═════ Data provided

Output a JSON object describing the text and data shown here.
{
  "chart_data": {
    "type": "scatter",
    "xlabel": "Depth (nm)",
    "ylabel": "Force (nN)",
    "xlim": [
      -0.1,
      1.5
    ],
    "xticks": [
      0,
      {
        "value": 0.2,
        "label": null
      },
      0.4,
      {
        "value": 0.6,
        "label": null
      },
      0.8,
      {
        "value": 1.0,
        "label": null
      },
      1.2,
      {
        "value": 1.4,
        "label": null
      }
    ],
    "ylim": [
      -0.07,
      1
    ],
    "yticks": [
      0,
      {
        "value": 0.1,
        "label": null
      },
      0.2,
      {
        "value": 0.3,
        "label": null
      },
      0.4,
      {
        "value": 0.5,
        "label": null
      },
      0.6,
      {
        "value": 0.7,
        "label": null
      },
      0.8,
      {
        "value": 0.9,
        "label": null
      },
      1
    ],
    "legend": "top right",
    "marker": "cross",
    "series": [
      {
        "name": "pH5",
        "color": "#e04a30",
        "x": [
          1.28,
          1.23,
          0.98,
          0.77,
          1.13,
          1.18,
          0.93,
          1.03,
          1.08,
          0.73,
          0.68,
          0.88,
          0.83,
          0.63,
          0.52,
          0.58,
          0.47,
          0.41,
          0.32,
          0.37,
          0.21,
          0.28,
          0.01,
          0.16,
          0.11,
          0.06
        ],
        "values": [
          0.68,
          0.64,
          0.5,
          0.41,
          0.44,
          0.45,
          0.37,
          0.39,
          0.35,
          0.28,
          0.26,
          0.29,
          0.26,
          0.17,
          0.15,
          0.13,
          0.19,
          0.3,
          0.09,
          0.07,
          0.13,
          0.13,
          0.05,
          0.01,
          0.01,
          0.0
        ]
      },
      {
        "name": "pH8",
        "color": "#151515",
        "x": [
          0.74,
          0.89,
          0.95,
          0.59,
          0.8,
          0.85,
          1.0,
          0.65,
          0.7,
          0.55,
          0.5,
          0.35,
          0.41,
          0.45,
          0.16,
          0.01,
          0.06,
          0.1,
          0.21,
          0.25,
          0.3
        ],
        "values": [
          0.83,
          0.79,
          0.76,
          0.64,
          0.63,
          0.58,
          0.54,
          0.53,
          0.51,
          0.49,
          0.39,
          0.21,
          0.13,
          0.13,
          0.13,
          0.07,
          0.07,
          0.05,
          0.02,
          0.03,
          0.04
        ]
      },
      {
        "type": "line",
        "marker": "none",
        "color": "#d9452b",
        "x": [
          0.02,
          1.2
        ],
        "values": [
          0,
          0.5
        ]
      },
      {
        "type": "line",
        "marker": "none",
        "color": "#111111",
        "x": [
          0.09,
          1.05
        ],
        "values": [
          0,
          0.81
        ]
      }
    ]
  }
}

══════════

■ Task ■
Repeat the material above in full, quoting it exactly.

■ Response ■
Output a JSON object describing the text and data shown here.
{
  "chart_data": {
    "type": "scatter",
    "xlabel": "Depth (nm)",
    "ylabel": "Force (nN)",
    "xlim": [
      -0.1,
      1.5
    ],
    "xticks": [
      0,
      {
        "value": 0.2,
        "label": null
      },
      0.4,
      {
        "value": 0.6,
        "label": null
      },
      0.8,
      {
        "value": 1.0,
        "label": null
      },
      1.2,
      {
        "value": 1.4,
        "label": null
      }
    ],
    "ylim": [
      -0.07,
      1
    ],
    "yticks": [
      0,
      {
        "value": 0.1,
        "label": null
      },
      0.2,
      {
        "value": 0.3,
        "label": null
      },
      0.4,
      {
        "value": 0.5,
        "label": null
      },
      0.6,
      {
        "value": 0.7,
        "label": null
      },
      0.8,
      {
        "value": 0.9,
        "label": null
      },
      1
    ],
    "legend": "top right",
    "marker": "cross",
    "series": [
      {
        "name": "pH5",
        "color": "#e04a30",
        "x": [
          1.28,
          1.23,
          0.98,
          0.77,
          1.13,
          1.18,
          0.93,
          1.03,
          1.08,
          0.73,
          0.68,
          0.88,
          0.83,
          0.63,
          0.52,
          0.58,
          0.47,
          0.41,
          0.32,
          0.37,
          0.21,
          0.28,
          0.01,
          0.16,
          0.11,
          0.06
        ],
        "values": [
          0.68,
          0.64,
          0.5,
          0.41,
          0.44,
          0.45,
          0.37,
          0.39,
          0.35,
          0.28,
          0.26,
          0.29,
          0.26,
          0.17,
          0.15,
          0.13,
          0.19,
          0.3,
          0.09,
          0.07,
          0.13,
          0.13,
          0.05,
          0.01,
          0.01,
          0.0
        ]
      },
      {
        "name": "pH8",
        "color": "#151515",
        "x": [
          0.74,
          0.89,
          0.95,
          0.59,
          0.8,
          0.85,
          1.0,
          0.65,
          0.7,
          0.55,
          0.5,
          0.35,
          0.41,
          0.45,
          0.16,
          0.01,
          0.06,
          0.1,
          0.21,
          0.25,
          0.3
        ],
        "values": [
          0.83,
          0.79,
          0.76,
          0.64,
          0.63,
          0.58,
          0.54,
          0.53,
          0.51,
          0.49,
          0.39,
          0.21,
          0.13,
          0.13,
          0.13,
          0.07,
          0.07,
          0.05,
          0.02,
          0.03,
          0.04
        ]
      },
      {
        "type": "line",
        "marker": "none",
        "color": "#d9452b",
        "x": [
          0.02,
          1.2
        ],
        "values": [
          0,
          0.5
        ]
      },
      {
        "type": "line",
        "marker": "none",
        "color": "#111111",
        "x": [
          0.09,
          1.05
        ],
        "values": [
          0,
          0.81
        ]
      }
    ]
  }
}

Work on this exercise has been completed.